Aim of the task:
Write out all of the entries that follow, word for word, but skip the pictures.

-- Start of Entries supplied --

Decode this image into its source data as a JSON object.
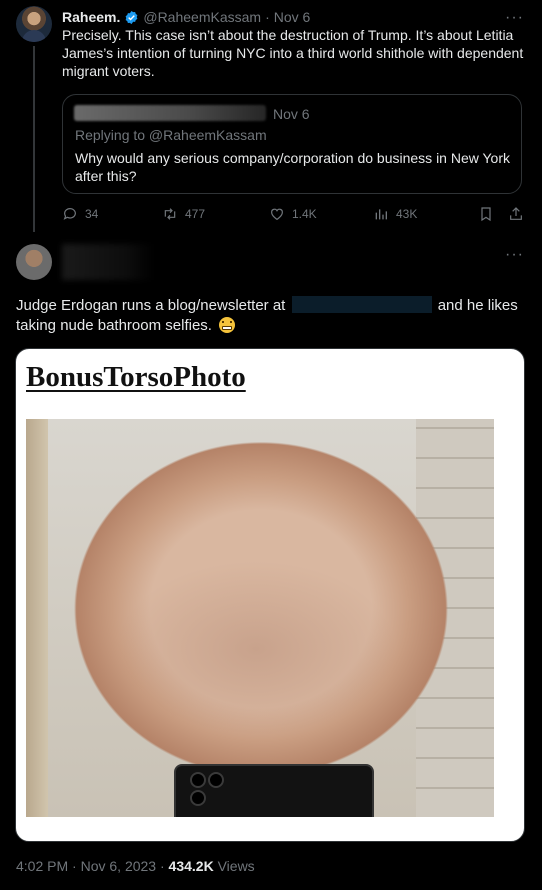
{
  "quoted_tweet_author": {
    "name": "Raheem.",
    "handle": "@RaheemKassam",
    "separator": "·",
    "date": "Nov 6",
    "verified": true
  },
  "quoted_tweet": {
    "text": "Precisely. This case isn’t about the destruction of Trump. It’s about Letitia James’s intention of turning NYC into a third world shithole with dependent migrant voters.",
    "inner_quote": {
      "date": "Nov 6",
      "replying_to": "Replying to @RaheemKassam",
      "text": "Why would any serious company/corporation do business in New York after this?"
    },
    "actions": {
      "replies": "34",
      "reposts": "477",
      "likes": "1.4K",
      "views": "43K"
    }
  },
  "main_tweet": {
    "text_before": "Judge Erdogan runs a blog/newsletter at",
    "text_after": "and he likes taking nude bathroom selfies.",
    "media_title": "BonusTorsoPhoto",
    "time": "4:02 PM",
    "date": "Nov 6, 2023",
    "separator": "·",
    "views_count": "434.2K",
    "views_label": "Views"
  },
  "colors": {
    "background": "#000000",
    "text": "#e7e9ea",
    "muted": "#71767b",
    "verified": "#1d9bf0",
    "border": "#2f3336"
  },
  "icons": [
    "verified-badge-icon",
    "more-icon",
    "reply-icon",
    "repost-icon",
    "like-icon",
    "views-icon",
    "bookmark-icon",
    "share-icon",
    "grimace-emoji-icon"
  ]
}
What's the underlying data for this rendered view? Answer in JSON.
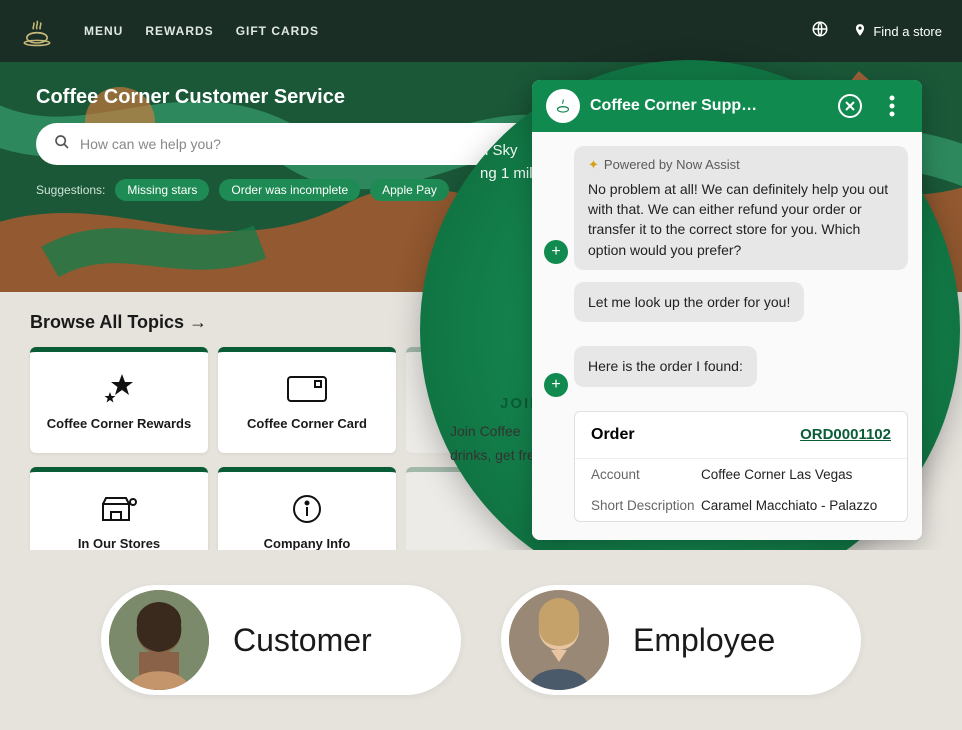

-- End of Entries supplied --

Solved problem:
Decode this image into its source data as a JSON object.
{
  "quoted_tweet_author": {
    "name": "Raheem.",
    "handle": "@RaheemKassam",
    "separator": "·",
    "date": "Nov 6",
    "verified": true
  },
  "quoted_tweet": {
    "text": "Precisely. This case isn’t about the destruction of Trump. It’s about Letitia James’s intention of turning NYC into a third world shithole with dependent migrant voters.",
    "inner_quote": {
      "date": "Nov 6",
      "replying_to": "Replying to @RaheemKassam",
      "text": "Why would any serious company/corporation do business in New York after this?"
    },
    "actions": {
      "replies": "34",
      "reposts": "477",
      "likes": "1.4K",
      "views": "43K"
    }
  },
  "main_tweet": {
    "text_before": "Judge Erdogan runs a blog/newsletter at",
    "text_after": "and he likes taking nude bathroom selfies.",
    "media_title": "BonusTorsoPhoto",
    "time": "4:02 PM",
    "date": "Nov 6, 2023",
    "separator": "·",
    "views_count": "434.2K",
    "views_label": "Views"
  },
  "colors": {
    "background": "#000000",
    "text": "#e7e9ea",
    "muted": "#71767b",
    "verified": "#1d9bf0",
    "border": "#2f3336"
  },
  "icons": [
    "verified-badge-icon",
    "more-icon",
    "reply-icon",
    "repost-icon",
    "like-icon",
    "views-icon",
    "bookmark-icon",
    "share-icon",
    "grimace-emoji-icon"
  ]
}
What's the underlying data for this rendered view? Answer in JSON.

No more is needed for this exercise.